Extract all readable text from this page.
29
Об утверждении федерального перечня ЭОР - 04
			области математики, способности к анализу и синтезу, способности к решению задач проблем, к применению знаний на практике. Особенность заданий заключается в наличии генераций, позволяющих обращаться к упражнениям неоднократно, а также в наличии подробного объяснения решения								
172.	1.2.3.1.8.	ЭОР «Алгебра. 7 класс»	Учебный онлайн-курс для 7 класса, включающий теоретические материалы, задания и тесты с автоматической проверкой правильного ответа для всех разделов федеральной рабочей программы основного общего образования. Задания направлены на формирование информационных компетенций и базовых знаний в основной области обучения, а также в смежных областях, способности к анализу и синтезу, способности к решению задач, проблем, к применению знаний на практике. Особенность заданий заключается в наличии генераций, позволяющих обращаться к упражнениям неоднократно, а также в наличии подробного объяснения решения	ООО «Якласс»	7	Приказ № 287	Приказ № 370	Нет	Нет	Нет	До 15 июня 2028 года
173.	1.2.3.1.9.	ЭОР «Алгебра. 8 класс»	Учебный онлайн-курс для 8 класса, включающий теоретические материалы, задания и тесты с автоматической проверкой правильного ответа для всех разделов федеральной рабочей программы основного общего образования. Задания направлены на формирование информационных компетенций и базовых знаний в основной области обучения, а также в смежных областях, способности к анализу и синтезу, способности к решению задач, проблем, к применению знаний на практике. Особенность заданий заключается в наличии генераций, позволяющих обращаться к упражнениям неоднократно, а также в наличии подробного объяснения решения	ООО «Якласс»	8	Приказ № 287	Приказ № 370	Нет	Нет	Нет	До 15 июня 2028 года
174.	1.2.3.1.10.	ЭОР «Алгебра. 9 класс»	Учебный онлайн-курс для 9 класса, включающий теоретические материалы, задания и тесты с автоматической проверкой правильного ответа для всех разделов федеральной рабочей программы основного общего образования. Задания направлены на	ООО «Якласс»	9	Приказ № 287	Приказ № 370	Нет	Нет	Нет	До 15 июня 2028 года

### Written exercise
Above are some records; repeat all of them exactly.

### Expected output
Extract all readable text from this page.
29
Об утверждении федерального перечня ЭОР - 04
			области математики, способности к анализу и синтезу, способности к решению задач проблем, к применению знаний на практике. Особенность заданий заключается в наличии генераций, позволяющих обращаться к упражнениям неоднократно, а также в наличии подробного объяснения решения								
172.	1.2.3.1.8.	ЭОР «Алгебра. 7 класс»	Учебный онлайн-курс для 7 класса, включающий теоретические материалы, задания и тесты с автоматической проверкой правильного ответа для всех разделов федеральной рабочей программы основного общего образования. Задания направлены на формирование информационных компетенций и базовых знаний в основной области обучения, а также в смежных областях, способности к анализу и синтезу, способности к решению задач, проблем, к применению знаний на практике. Особенность заданий заключается в наличии генераций, позволяющих обращаться к упражнениям неоднократно, а также в наличии подробного объяснения решения	ООО «Якласс»	7	Приказ № 287	Приказ № 370	Нет	Нет	Нет	До 15 июня 2028 года
173.	1.2.3.1.9.	ЭОР «Алгебра. 8 класс»	Учебный онлайн-курс для 8 класса, включающий теоретические материалы, задания и тесты с автоматической проверкой правильного ответа для всех разделов федеральной рабочей программы основного общего образования. Задания направлены на формирование информационных компетенций и базовых знаний в основной области обучения, а также в смежных областях, способности к анализу и синтезу, способности к решению задач, проблем, к применению знаний на практике. Особенность заданий заключается в наличии генераций, позволяющих обращаться к упражнениям неоднократно, а также в наличии подробного объяснения решения	ООО «Якласс»	8	Приказ № 287	Приказ № 370	Нет	Нет	Нет	До 15 июня 2028 года
174.	1.2.3.1.10.	ЭОР «Алгебра. 9 класс»	Учебный онлайн-курс для 9 класса, включающий теоретические материалы, задания и тесты с автоматической проверкой правильного ответа для всех разделов федеральной рабочей программы основного общего образования. Задания направлены на	ООО «Якласс»	9	Приказ № 287	Приказ № 370	Нет	Нет	Нет	До 15 июня 2028 года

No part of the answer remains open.